• Data supplied:
>> begin
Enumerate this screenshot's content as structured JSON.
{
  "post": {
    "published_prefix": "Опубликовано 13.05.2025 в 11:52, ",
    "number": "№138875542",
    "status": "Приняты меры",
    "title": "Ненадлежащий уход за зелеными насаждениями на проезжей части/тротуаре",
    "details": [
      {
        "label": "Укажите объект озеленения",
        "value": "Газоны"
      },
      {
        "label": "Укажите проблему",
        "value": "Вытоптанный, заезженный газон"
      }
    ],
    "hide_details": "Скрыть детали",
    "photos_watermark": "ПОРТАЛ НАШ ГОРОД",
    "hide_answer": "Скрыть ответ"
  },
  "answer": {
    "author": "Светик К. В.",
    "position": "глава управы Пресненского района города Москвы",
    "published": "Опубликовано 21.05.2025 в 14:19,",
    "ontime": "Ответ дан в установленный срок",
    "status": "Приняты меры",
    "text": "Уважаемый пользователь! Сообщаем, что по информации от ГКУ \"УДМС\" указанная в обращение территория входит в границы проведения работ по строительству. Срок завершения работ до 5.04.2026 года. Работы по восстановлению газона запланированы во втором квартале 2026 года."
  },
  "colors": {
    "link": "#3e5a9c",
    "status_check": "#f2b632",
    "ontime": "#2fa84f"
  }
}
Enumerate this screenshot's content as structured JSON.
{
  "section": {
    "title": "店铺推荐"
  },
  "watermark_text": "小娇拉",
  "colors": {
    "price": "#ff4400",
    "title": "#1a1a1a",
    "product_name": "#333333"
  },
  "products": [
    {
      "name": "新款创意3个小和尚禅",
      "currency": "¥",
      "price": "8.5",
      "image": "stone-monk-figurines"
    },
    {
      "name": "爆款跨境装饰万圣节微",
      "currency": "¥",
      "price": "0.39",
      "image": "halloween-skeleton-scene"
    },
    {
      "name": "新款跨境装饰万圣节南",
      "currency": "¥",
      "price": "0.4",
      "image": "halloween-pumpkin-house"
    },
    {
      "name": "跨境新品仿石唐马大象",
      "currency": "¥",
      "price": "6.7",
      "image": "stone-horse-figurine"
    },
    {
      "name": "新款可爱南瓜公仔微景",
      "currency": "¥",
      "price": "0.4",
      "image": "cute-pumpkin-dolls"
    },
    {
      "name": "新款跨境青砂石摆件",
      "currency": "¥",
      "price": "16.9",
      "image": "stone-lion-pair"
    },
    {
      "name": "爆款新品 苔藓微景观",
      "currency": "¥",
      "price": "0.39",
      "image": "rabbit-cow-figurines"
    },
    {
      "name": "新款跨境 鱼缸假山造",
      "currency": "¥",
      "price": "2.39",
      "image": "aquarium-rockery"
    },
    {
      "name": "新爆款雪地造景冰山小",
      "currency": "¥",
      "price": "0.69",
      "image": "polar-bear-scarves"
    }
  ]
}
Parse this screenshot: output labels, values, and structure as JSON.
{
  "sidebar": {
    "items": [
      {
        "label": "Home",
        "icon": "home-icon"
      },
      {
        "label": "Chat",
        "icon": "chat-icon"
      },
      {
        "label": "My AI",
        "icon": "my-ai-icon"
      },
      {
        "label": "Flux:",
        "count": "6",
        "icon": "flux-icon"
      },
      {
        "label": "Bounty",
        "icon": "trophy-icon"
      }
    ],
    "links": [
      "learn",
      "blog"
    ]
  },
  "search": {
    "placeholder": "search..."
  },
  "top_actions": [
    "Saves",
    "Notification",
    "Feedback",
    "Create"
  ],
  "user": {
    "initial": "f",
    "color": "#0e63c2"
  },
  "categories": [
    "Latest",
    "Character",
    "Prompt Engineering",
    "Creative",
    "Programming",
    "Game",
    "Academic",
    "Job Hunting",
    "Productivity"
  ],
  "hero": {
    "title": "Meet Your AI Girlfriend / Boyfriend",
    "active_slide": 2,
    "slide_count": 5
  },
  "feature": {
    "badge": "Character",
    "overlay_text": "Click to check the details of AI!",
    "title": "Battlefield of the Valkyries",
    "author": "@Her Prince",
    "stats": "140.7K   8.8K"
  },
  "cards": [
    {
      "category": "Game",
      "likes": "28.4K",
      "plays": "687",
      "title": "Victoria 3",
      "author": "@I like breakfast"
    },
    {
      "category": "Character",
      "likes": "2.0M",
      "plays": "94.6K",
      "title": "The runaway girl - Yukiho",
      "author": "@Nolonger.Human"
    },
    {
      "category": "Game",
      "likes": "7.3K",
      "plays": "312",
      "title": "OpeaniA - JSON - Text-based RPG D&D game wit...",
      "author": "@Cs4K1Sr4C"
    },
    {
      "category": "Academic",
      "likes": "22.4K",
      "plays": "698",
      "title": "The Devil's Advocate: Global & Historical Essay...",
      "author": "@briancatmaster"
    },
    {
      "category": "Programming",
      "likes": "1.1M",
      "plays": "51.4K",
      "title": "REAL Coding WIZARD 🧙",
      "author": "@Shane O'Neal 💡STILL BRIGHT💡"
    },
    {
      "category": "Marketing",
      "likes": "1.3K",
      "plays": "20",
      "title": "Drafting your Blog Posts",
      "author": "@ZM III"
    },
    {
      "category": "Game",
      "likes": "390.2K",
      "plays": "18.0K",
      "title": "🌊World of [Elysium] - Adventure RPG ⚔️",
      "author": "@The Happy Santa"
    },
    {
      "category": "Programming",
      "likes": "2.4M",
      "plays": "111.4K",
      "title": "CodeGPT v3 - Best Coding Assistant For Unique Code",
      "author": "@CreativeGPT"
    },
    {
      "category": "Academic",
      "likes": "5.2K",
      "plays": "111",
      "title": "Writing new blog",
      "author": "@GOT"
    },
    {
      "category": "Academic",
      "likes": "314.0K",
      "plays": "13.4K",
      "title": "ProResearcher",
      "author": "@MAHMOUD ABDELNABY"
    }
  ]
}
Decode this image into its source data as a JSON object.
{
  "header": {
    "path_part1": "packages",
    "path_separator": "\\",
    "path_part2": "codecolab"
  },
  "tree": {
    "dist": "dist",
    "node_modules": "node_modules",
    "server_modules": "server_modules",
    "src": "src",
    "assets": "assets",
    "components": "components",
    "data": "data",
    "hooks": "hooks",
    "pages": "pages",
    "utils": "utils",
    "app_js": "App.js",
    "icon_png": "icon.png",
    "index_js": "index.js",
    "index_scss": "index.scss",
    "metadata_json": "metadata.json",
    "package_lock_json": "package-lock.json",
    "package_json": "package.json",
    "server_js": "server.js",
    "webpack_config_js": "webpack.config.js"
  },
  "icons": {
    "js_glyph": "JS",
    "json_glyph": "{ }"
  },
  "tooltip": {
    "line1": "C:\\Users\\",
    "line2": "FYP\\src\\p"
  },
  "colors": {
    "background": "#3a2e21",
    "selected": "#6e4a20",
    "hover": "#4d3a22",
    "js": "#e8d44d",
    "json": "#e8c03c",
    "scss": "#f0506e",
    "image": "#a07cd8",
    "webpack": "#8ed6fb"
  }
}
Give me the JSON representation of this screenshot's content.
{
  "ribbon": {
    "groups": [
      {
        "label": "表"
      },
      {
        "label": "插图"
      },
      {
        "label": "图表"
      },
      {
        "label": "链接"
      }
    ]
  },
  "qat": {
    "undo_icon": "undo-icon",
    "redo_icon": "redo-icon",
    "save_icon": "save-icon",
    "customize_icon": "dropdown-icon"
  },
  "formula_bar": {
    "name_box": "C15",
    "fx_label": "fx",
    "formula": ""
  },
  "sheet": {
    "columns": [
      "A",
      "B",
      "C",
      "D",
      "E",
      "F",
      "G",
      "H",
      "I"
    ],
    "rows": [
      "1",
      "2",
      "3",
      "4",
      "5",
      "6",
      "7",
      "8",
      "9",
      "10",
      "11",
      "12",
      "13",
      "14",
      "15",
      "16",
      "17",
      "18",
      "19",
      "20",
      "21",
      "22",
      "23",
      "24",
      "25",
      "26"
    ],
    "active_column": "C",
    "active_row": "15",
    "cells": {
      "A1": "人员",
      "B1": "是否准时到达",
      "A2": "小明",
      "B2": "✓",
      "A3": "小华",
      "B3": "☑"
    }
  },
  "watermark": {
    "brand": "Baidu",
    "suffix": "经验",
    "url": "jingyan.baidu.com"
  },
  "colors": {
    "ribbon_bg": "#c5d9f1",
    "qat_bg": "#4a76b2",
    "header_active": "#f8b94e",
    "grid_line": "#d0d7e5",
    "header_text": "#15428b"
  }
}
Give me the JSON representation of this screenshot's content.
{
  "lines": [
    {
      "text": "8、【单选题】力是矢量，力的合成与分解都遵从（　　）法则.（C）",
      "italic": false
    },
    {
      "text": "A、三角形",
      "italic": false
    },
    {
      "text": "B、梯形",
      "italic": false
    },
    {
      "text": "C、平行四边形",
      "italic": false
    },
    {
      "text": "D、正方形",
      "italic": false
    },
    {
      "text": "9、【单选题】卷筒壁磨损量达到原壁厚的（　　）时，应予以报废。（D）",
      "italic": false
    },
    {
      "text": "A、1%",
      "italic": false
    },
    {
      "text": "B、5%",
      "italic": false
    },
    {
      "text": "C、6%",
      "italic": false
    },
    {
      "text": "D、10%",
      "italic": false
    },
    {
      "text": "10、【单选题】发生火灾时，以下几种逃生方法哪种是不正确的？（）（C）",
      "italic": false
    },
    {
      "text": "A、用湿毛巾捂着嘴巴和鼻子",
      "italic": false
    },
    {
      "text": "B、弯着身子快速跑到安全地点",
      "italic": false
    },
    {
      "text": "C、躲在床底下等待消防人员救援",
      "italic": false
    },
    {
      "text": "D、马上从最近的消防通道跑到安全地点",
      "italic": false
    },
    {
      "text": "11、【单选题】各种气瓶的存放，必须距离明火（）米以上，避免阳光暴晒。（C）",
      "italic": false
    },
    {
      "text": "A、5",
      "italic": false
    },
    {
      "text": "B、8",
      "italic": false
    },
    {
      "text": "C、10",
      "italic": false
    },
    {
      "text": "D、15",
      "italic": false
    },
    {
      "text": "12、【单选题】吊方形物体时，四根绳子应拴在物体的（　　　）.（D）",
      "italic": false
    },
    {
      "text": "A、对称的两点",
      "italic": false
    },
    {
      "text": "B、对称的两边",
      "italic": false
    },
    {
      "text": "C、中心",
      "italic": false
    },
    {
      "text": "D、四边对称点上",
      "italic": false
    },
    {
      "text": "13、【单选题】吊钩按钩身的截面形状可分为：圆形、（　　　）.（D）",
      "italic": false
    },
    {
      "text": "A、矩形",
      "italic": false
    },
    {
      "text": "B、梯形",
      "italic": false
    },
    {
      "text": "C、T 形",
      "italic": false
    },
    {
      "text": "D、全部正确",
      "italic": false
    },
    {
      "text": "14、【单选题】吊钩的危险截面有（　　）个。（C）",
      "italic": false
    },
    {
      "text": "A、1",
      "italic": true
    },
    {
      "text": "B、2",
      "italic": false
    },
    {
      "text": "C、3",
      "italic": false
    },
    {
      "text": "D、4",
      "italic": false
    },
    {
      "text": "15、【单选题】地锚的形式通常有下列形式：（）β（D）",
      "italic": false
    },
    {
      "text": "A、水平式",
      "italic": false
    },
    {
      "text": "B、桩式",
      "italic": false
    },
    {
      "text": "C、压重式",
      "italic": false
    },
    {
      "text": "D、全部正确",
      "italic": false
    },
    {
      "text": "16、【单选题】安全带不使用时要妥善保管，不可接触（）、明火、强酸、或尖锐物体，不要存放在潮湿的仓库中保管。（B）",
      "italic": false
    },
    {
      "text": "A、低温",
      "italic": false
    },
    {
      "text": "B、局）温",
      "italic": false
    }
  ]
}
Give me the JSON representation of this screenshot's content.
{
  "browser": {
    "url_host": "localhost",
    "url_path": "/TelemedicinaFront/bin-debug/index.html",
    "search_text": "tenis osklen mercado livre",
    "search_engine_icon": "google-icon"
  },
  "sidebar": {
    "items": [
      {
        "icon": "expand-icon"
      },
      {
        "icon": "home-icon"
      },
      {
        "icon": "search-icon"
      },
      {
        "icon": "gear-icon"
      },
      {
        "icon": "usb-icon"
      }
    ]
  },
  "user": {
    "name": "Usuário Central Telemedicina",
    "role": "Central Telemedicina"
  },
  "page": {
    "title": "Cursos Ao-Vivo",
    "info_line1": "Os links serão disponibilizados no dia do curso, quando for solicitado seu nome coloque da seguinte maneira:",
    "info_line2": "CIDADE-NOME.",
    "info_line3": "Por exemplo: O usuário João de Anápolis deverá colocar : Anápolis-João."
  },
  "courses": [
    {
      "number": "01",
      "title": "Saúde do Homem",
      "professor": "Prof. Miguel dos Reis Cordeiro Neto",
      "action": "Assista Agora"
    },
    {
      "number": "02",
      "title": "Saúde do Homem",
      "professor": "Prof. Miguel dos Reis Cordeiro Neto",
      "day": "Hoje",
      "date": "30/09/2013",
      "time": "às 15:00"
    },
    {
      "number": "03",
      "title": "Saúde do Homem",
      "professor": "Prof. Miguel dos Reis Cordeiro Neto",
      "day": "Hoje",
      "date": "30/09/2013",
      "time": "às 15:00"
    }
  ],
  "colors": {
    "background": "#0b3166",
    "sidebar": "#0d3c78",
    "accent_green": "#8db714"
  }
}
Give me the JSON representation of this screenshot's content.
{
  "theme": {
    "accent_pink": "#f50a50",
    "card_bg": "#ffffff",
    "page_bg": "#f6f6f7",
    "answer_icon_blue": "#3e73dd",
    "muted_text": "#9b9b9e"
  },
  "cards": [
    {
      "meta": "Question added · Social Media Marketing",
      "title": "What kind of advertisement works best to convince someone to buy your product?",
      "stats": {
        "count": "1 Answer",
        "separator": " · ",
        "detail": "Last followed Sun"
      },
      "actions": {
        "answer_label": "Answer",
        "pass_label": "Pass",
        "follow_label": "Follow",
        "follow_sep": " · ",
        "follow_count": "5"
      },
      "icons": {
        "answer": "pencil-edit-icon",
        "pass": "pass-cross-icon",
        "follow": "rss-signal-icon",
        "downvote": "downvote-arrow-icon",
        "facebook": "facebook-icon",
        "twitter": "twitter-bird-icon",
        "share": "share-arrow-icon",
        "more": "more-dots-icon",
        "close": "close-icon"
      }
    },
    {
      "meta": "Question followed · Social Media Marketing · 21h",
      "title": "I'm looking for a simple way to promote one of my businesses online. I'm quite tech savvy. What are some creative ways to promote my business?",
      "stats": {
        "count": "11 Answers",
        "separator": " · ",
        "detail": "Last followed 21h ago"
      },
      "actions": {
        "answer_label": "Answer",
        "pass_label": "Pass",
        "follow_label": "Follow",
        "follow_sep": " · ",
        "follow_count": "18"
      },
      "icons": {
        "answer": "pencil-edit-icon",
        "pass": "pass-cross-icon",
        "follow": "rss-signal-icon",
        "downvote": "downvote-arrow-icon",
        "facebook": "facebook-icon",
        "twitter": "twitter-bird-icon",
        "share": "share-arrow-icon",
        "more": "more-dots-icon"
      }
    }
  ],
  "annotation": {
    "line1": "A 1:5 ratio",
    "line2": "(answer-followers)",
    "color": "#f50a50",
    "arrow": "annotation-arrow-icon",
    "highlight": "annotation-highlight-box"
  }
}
>> end
• Directions: In the records above, locate each line with the word "Question". Copy all such lines.

• Finished answer:
      "meta": "Question added · Social Media Marketing",
      "meta": "Question followed · Social Media Marketing · 21h",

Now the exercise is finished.